(begin)

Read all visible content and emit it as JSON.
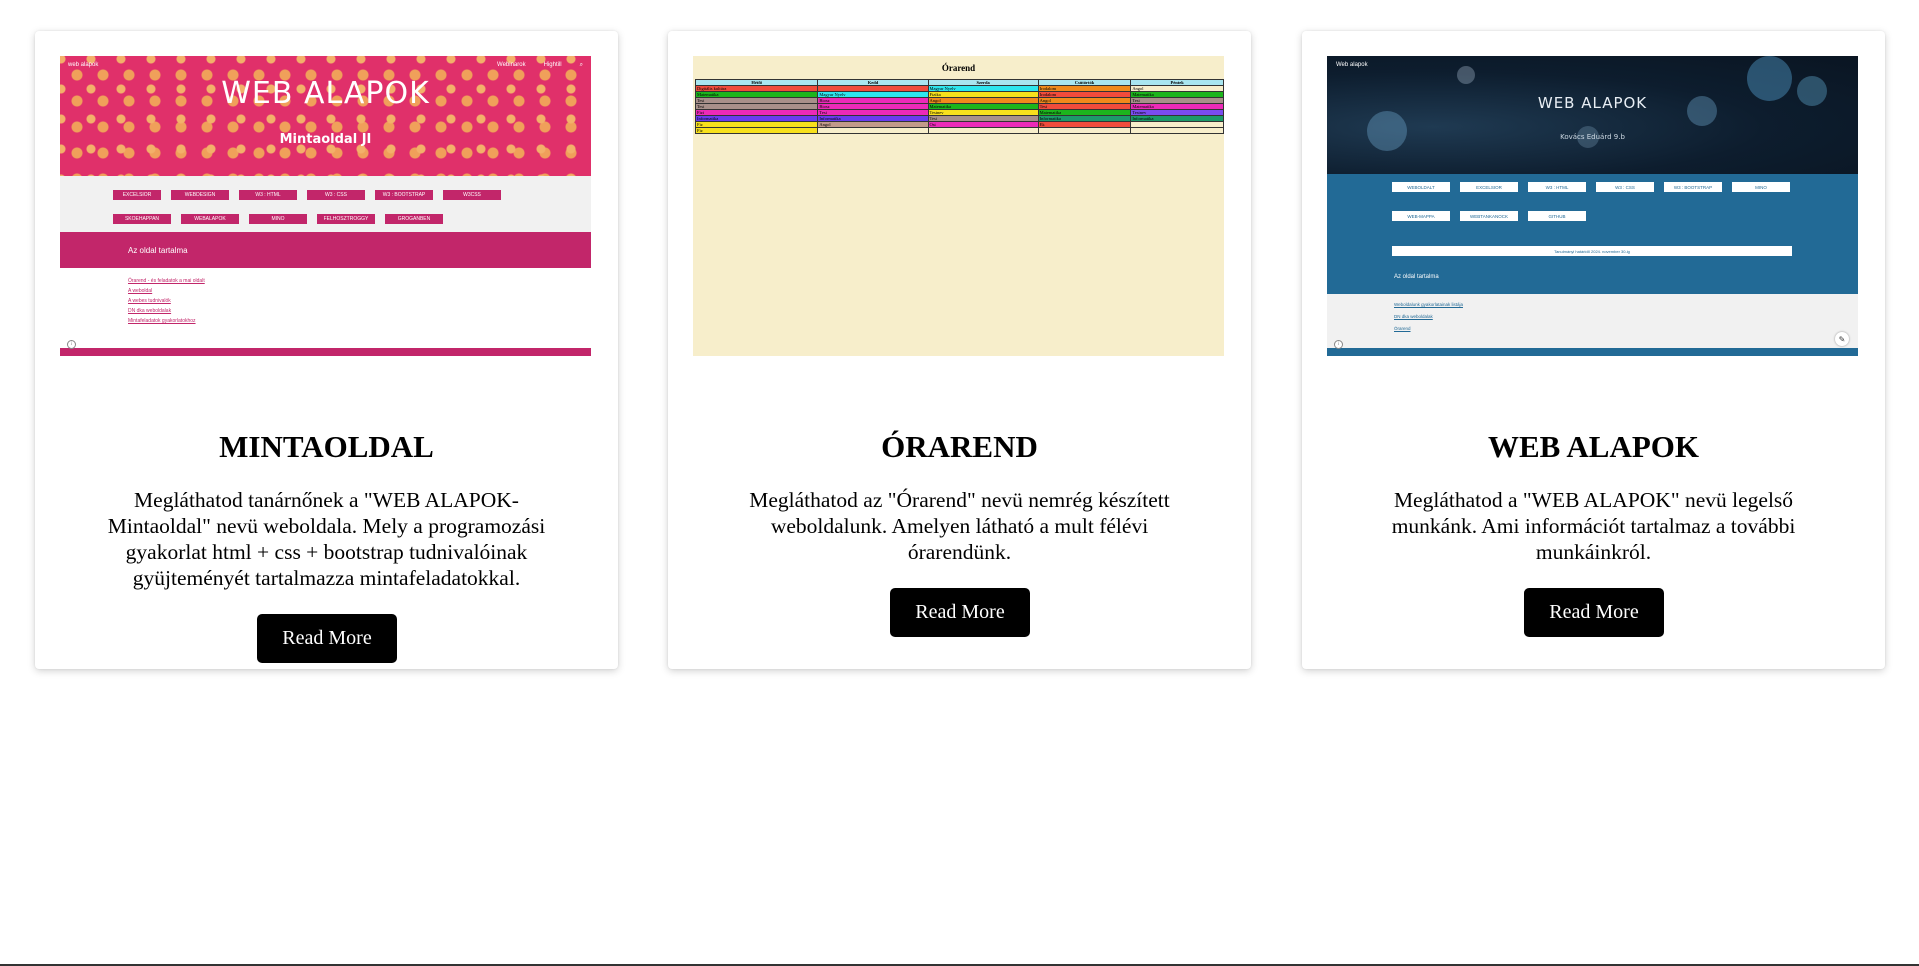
{
  "cards": [
    {
      "title": "MINTAOLDAL",
      "description": "Megláthatod tanárnőnek a \"WEB ALAPOK-Mintaoldal\" nevü weboldala. Mely a programozási gyakorlat html + css + bootstrap tudnivalóinak gyüjteményét tartalmazza mintafeladatokkal.",
      "button": "Read More",
      "preview": {
        "site_nav": "web alapok",
        "nav_right": [
          "Webinarok",
          "Hightill"
        ],
        "hero_title": "WEB ALAPOK",
        "hero_subtitle": "Mintaoldal JI",
        "menu_row1": [
          "EXCELSIOR",
          "WEBDESIGN",
          "W3 : HTML",
          "W3 : CSS",
          "W3 : BOOTSTRAP",
          "W3CSS"
        ],
        "menu_row2": [
          "SKOEHAPPAN",
          "WEBALAPOK",
          "MINO",
          "FELHOSZTROGGY",
          "GROGANBEN"
        ],
        "section_title": "Az oldal tartalma",
        "links": [
          "Órarend - és feladatok a mai oldalt",
          "A weboldal",
          "A webes tudnivalók",
          "DN dka weboldalak",
          "Mintafeladatok gyakorlatokhoz"
        ]
      }
    },
    {
      "title": "ÓRAREND",
      "description": "Megláthatod az \"Órarend\" nevü nemrég készített weboldalunk. Amelyen látható a mult félévi órarendünk.",
      "button": "Read More",
      "preview": {
        "table_title": "Órarend",
        "days": [
          "Hétfő",
          "Kedd",
          "Szerda",
          "Csütörtök",
          "Péntek"
        ],
        "rows": [
          [
            [
              "Digitális kultúra",
              "#f04c3c"
            ],
            [
              "",
              "#f04c3c"
            ],
            [
              "Magyar Nyelv",
              "#2ee6ee"
            ],
            [
              "Irodalom",
              "#f08a1c"
            ],
            [
              "Angol",
              "#f7eecb"
            ]
          ],
          [
            [
              "Matematika",
              "#1cb51c"
            ],
            [
              "Magyar Nyelv",
              "#2ee6ee"
            ],
            [
              "Fizika",
              "#f7e01c"
            ],
            [
              "Irodalom",
              "#f04c3c"
            ],
            [
              "Matematika",
              "#1cb51c"
            ]
          ],
          [
            [
              "Tesi",
              "#a8908a"
            ],
            [
              "Biosz",
              "#ec2ab8"
            ],
            [
              "Angol",
              "#f08a1c"
            ],
            [
              "Angol",
              "#f08a1c"
            ],
            [
              "Tesi",
              "#a8908a"
            ]
          ],
          [
            [
              "Tesi",
              "#a8908a"
            ],
            [
              "Biosz",
              "#ec2ab8"
            ],
            [
              "Matematika",
              "#1cb51c"
            ],
            [
              "Tesi",
              "#f04c3c"
            ],
            [
              "Matematika",
              "#ec2ab8"
            ]
          ],
          [
            [
              "Fizi",
              "#ec2ab8"
            ],
            [
              "Tesi",
              "#ec2ab8"
            ],
            [
              "Testnev",
              "#f7e01c"
            ],
            [
              "Matematika",
              "#1cb51c"
            ],
            [
              "Testnev",
              "#7a4cf0"
            ]
          ],
          [
            [
              "Informatika",
              "#6a3cf0"
            ],
            [
              "Informatika",
              "#6a3cf0"
            ],
            [
              "Tesi",
              "#a8908a"
            ],
            [
              "Informatika",
              "#1c9a6a"
            ],
            [
              "Informatika",
              "#1c9a6a"
            ]
          ],
          [
            [
              "Fiz",
              "#f7e01c"
            ],
            [
              "Angol",
              "#c29a8a"
            ],
            [
              "Ost",
              "#ec2ab8"
            ],
            [
              "Ek",
              "#f04c3c"
            ],
            [
              "",
              "#f7eecb"
            ]
          ],
          [
            [
              "Fiz",
              "#f7e01c"
            ],
            [
              "",
              "#f7eecb"
            ],
            [
              "",
              "#f7eecb"
            ],
            [
              "",
              "#f7eecb"
            ],
            [
              "",
              "#f7eecb"
            ]
          ]
        ]
      }
    },
    {
      "title": "WEB ALAPOK",
      "description": "Megláthatod a \"WEB ALAPOK\" nevü legelső munkánk. Ami információt tartalmaz a további munkáinkról.",
      "button": "Read More",
      "preview": {
        "site_nav": "Web alapok",
        "hero_title": "WEB ALAPOK",
        "hero_subtitle": "Kovács Eduárd 9.b",
        "menu_row1": [
          "WEBOLDALT",
          "EXCELSIOR",
          "W3 : HTML",
          "W3 : CSS",
          "W3 : BOOTSTRAP",
          "MINO"
        ],
        "menu_row2": [
          "WEB-MAPPA",
          "WEBTANKANOCK",
          "GITHUB"
        ],
        "wide_bar": "Tanulmányi határidő 2024. november 30-ig",
        "section_title": "Az oldal tartalma",
        "links": [
          "Weboldalunk gyakorlatainak listája",
          "DN dka weboldalak",
          "Órarend"
        ]
      }
    }
  ]
}
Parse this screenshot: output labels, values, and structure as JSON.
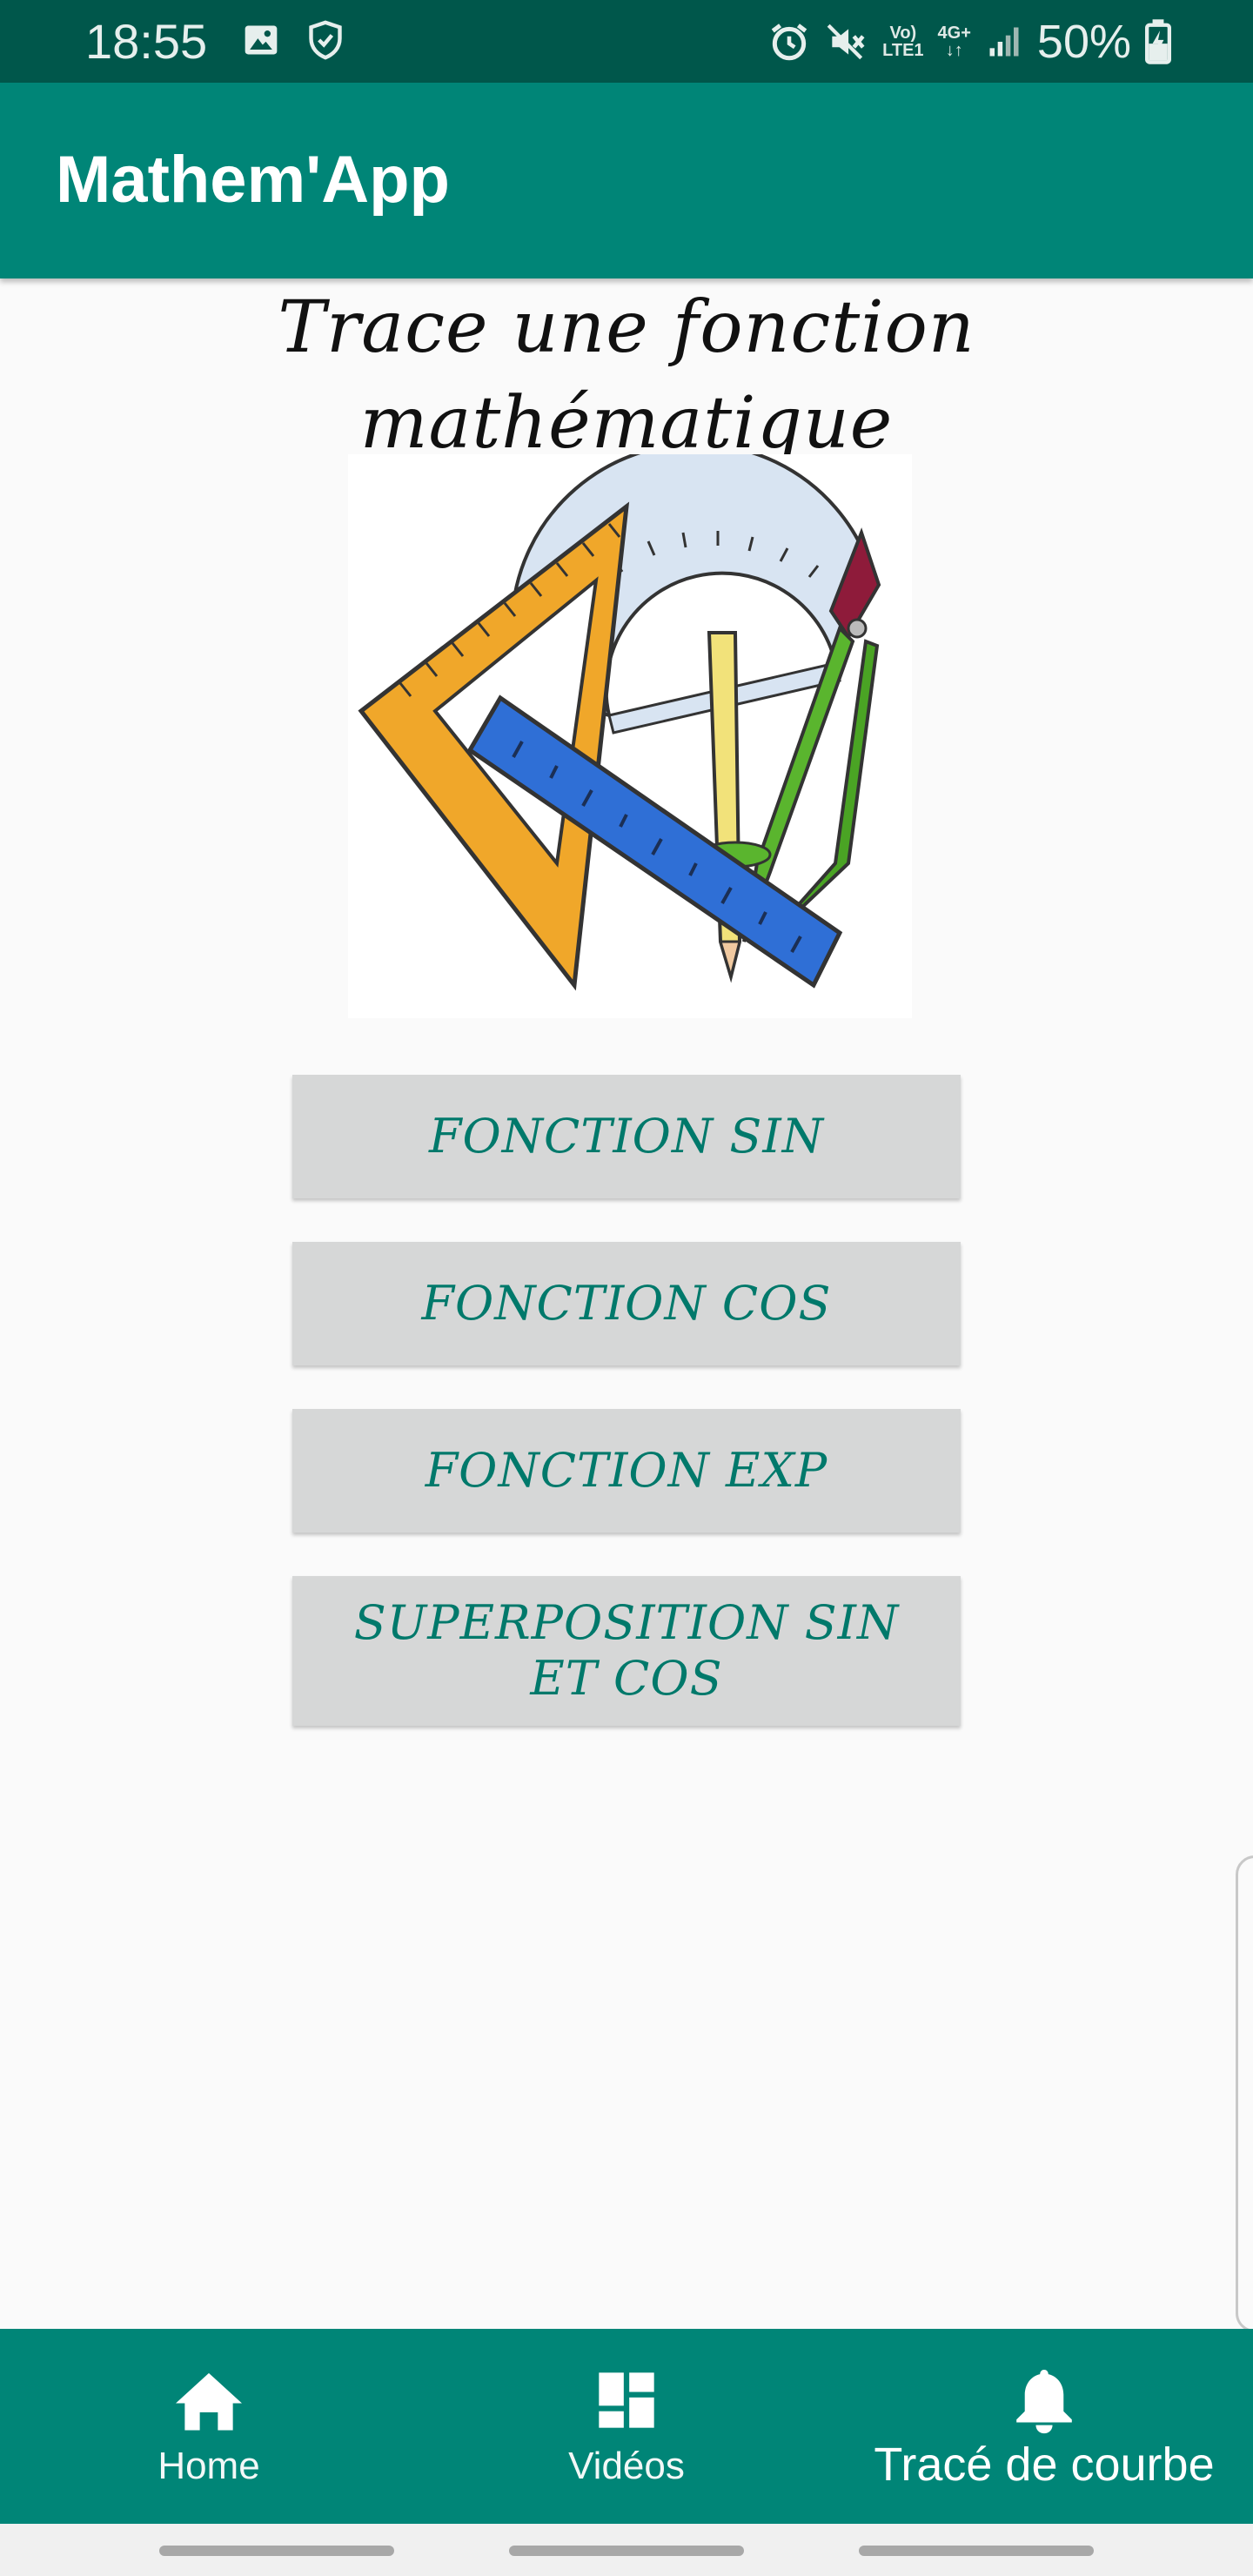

(end)

* _Task_:
Tally the lines in the listing that hold "JSON" and report the number alone.

* _Answer to this problem_:
2